--- Written problem 1 ---
Translate this sentence from the album article into Spanish: "This album was recorded in Nashville with producer Brad Jones."
--- Written problem 2 ---
Print the listing below word for word, starting at its first line and stopping after the line that has "category-label: Metalle [63, 553, 183, 595]".

--- Selected text ---
%%

Studio album by Dolly Varden
- Released: 2000
- Genre: Alt-Country
- Label: Evil Teen
- Producer: Brad Jones

Dolly Varden chronology
| The Thrill of Gravity (1998) | The Dumbest Magnets (2000) | Forgiven Now (2002) |

= The Dumbest Magnets =

The Dumbest Magnets is the third studio album by Chicago based alt-country band Dolly Varden and was released in 2000. This album was recorded in Nashville with producer Brad Jones.

==Reception==
- "The Dumbest Magnets blurs the lines between alt-country and pop the way the Jayhawks do on "Smile," only Dolly Varden does it better. Thoughtful lyrics, soaring melodies and killer hooks make Magnets giddily addictive, and as good as any album heard this year" (Eric Fidler, Associated Press)
- "the album is an elegant and soothing extension of the band's sumptuous 1998 effort, The Thrill of Gravity. The arrangements are more sweeping, the lyrics more refined, and the husband-and-wife vocal harmonies of Stephen Dawson and Diane Christiansen more dramatic than before" (Michael Bertin, The Austin Chronicle)
- "The Dumbest Magnets echoes the rustic simplicity of The Band's "Music from Big Pink", plumbs some of the moral depths of Bob Dylan's "John Wesley Harding" and embraces the art-song aesthetic of Joni Mitchell, Leonard Cohen and the mid-'70s Neil Young, without quite sounding like any of them." (Greg Kot, Chicago Tribune)

%%

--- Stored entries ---
%%

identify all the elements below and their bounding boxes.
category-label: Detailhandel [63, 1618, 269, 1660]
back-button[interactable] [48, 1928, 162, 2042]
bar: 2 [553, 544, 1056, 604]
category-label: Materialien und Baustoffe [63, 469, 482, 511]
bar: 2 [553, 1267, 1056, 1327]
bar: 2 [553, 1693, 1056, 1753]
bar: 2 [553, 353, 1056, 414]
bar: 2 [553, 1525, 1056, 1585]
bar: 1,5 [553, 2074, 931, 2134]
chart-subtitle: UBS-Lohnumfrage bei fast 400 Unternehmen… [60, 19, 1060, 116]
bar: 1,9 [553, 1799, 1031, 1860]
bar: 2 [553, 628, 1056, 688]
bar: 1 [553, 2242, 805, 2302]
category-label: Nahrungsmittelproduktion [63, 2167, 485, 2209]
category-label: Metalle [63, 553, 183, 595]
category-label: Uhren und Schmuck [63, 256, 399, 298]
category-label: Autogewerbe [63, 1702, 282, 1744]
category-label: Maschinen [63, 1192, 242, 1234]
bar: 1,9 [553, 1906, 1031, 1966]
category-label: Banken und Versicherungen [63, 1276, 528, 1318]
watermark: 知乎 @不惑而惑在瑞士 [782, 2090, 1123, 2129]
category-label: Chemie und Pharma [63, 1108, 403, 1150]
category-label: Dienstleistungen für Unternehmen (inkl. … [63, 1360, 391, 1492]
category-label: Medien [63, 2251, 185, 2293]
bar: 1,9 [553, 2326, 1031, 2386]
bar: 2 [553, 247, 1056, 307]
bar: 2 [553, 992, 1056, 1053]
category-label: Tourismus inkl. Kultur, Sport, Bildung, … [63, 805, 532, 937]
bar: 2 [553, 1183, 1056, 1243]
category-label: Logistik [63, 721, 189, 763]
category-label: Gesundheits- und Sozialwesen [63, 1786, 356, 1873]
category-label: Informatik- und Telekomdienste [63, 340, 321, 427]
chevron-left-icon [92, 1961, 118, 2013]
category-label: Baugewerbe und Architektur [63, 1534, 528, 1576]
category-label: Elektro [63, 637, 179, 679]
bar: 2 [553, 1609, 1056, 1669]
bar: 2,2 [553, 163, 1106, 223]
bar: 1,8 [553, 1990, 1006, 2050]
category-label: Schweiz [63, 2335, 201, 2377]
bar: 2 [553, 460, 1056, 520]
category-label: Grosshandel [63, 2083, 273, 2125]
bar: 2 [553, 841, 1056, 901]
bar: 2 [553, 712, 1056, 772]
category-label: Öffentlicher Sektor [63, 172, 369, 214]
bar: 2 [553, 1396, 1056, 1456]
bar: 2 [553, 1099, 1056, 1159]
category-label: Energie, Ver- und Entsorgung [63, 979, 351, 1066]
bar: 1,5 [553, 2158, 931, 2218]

%%

--- Complete response 1 ---
Este álbum se grabó en Nashville con el productor Brad Jones.

--- Complete response 2 ---
identify all the elements below and their bounding boxes.
category-label: Detailhandel [63, 1618, 269, 1660]
back-button[interactable] [48, 1928, 162, 2042]
bar: 2 [553, 544, 1056, 604]
category-label: Materialien und Baustoffe [63, 469, 482, 511]
bar: 2 [553, 1267, 1056, 1327]
bar: 2 [553, 1693, 1056, 1753]
bar: 2 [553, 353, 1056, 414]
bar: 2 [553, 1525, 1056, 1585]
bar: 1,5 [553, 2074, 931, 2134]
chart-subtitle: UBS-Lohnumfrage bei fast 400 Unternehmen… [60, 19, 1060, 116]
bar: 1,9 [553, 1799, 1031, 1860]
bar: 2 [553, 628, 1056, 688]
bar: 1 [553, 2242, 805, 2302]
category-label: Nahrungsmittelproduktion [63, 2167, 485, 2209]
category-label: Metalle [63, 553, 183, 595]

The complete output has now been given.